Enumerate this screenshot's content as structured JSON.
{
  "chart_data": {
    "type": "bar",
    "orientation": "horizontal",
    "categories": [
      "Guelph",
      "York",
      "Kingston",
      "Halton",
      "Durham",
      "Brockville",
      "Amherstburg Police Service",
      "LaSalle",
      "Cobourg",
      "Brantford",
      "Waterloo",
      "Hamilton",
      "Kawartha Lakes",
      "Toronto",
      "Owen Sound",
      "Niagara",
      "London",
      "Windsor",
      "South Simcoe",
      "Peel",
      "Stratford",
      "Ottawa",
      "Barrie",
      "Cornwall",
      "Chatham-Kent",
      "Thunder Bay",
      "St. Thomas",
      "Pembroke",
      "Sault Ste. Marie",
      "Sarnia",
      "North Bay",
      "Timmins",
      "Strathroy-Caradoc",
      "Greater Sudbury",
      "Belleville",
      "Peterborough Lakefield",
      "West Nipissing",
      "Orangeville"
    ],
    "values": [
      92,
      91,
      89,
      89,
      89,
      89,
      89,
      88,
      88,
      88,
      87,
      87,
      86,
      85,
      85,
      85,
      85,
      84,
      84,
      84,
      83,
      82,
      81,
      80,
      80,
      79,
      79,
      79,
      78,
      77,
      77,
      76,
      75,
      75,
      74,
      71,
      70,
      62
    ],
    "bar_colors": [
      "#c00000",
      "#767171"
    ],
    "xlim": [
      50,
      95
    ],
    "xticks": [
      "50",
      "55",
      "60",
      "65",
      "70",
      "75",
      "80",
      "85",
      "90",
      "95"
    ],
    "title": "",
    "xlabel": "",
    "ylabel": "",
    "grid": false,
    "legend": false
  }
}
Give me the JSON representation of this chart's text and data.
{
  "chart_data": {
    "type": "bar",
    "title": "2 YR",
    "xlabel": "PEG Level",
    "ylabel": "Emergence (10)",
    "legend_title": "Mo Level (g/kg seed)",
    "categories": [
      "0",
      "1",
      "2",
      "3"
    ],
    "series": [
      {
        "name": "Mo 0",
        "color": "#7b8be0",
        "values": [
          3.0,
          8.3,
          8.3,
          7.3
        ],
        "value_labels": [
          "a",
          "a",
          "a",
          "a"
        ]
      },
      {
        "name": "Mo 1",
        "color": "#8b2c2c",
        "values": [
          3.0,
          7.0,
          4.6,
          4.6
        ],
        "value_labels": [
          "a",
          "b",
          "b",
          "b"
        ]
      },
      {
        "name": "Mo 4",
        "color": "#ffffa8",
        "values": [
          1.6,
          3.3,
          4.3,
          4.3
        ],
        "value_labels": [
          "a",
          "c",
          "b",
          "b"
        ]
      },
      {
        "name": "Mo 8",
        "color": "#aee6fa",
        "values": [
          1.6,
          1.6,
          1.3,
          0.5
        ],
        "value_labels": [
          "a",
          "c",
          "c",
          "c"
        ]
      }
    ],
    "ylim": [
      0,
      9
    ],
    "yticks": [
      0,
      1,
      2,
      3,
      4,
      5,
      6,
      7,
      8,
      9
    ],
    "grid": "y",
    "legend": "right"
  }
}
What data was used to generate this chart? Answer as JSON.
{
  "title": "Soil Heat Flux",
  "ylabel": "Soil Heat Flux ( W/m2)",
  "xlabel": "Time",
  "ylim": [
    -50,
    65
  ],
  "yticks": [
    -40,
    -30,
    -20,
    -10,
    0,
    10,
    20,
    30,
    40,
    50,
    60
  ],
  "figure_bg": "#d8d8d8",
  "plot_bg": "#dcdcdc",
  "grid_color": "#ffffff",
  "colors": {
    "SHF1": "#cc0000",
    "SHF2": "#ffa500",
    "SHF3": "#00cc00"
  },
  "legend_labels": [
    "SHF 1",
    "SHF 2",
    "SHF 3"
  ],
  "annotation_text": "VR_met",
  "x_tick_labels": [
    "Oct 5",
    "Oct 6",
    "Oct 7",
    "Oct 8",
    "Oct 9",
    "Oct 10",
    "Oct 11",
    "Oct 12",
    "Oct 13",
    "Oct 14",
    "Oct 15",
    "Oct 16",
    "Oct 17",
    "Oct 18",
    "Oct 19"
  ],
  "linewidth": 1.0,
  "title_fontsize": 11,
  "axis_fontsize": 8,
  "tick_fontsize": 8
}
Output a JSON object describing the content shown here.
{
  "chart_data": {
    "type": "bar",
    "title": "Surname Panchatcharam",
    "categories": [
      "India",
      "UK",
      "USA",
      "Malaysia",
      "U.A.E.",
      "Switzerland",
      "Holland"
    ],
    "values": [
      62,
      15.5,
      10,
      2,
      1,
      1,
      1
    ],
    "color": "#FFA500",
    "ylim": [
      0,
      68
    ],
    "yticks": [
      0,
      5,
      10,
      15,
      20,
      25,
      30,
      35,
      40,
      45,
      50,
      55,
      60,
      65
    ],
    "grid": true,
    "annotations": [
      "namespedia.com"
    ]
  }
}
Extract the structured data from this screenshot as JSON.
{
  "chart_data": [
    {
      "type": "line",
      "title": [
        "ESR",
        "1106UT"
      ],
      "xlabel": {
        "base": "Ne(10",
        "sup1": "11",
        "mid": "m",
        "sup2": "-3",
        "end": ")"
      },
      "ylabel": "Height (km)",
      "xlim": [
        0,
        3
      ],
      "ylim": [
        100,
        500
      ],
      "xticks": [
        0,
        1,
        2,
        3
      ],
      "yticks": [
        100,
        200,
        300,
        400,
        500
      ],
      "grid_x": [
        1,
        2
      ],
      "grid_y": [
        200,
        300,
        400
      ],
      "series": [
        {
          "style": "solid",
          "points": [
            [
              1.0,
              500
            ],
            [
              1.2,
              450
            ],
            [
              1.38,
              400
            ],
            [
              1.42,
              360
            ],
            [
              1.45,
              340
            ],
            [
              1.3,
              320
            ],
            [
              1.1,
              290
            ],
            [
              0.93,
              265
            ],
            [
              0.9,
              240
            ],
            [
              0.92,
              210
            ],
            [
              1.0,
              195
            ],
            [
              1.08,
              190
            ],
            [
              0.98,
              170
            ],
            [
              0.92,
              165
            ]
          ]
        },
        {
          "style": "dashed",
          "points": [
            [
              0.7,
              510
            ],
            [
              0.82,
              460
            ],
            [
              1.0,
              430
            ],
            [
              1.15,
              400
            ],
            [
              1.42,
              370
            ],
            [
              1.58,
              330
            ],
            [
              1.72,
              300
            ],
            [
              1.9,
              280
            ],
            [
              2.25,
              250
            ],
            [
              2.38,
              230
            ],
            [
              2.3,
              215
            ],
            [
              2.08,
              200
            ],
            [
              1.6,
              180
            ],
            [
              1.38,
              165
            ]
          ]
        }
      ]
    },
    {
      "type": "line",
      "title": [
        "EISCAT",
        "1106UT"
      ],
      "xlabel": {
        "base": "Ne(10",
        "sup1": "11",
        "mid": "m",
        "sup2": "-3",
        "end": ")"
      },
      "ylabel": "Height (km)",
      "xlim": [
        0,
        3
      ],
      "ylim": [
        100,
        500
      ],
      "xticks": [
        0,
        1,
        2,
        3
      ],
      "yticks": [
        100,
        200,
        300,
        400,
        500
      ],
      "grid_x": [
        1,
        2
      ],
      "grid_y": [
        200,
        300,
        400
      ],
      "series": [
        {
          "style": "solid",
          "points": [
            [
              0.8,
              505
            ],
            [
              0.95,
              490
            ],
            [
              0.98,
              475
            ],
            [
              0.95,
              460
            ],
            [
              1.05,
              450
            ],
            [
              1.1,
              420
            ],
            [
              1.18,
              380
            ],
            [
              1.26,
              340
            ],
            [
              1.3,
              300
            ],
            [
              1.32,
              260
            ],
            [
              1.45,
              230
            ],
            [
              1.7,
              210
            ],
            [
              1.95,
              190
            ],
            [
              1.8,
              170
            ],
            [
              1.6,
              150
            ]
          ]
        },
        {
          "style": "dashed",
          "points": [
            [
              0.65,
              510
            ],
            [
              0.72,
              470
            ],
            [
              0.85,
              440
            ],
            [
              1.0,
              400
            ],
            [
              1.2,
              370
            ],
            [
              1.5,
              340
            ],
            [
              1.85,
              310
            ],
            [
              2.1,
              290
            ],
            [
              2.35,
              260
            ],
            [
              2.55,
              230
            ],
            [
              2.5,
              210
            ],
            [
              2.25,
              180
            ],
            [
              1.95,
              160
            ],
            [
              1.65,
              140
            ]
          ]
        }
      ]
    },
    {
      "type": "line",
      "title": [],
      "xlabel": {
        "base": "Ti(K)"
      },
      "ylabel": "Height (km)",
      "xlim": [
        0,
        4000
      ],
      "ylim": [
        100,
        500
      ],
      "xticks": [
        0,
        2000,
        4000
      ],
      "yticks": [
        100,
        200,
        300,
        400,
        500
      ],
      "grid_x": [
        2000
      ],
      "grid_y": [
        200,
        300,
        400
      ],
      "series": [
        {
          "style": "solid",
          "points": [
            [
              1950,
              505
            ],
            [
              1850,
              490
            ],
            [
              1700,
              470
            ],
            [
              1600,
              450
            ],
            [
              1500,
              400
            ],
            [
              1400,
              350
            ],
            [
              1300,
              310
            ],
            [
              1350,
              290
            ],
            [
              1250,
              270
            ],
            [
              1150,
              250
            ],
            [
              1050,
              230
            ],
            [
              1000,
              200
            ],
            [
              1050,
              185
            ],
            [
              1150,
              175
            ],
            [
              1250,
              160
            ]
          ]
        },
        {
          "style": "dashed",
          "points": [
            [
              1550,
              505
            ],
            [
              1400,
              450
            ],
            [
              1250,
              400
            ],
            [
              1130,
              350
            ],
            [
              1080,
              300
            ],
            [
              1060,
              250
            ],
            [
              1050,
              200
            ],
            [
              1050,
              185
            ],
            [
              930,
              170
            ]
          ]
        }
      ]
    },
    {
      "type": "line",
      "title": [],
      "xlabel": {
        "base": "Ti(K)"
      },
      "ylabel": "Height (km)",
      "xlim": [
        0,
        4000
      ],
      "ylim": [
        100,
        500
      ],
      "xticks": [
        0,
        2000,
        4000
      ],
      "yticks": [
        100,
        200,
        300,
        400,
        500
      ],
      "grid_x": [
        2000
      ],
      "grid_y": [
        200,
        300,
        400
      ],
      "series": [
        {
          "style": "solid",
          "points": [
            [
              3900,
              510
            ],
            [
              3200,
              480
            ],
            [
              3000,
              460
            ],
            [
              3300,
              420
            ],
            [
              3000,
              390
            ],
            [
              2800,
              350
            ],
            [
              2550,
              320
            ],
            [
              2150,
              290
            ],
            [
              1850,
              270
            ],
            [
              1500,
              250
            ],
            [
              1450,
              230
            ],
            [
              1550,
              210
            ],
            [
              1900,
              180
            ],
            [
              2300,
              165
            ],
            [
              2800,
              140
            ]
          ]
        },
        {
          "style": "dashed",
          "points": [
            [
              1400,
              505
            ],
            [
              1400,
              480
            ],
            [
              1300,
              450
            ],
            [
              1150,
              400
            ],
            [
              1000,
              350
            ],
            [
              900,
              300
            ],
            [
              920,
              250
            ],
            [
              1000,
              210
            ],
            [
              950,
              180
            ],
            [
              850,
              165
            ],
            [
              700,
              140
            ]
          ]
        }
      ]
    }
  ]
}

★ ★ ★ ★

> WRITTEN REQUEST
Write out every line of the entries that holds the word "JSON".

> CORRECT ANSWER
Enumerate this screenshot's content as structured JSON.
Give me the JSON representation of this chart's text and data.
What data was used to generate this chart? Answer as JSON.
Output a JSON object describing the content shown here.
Extract the structured data from this screenshot as JSON.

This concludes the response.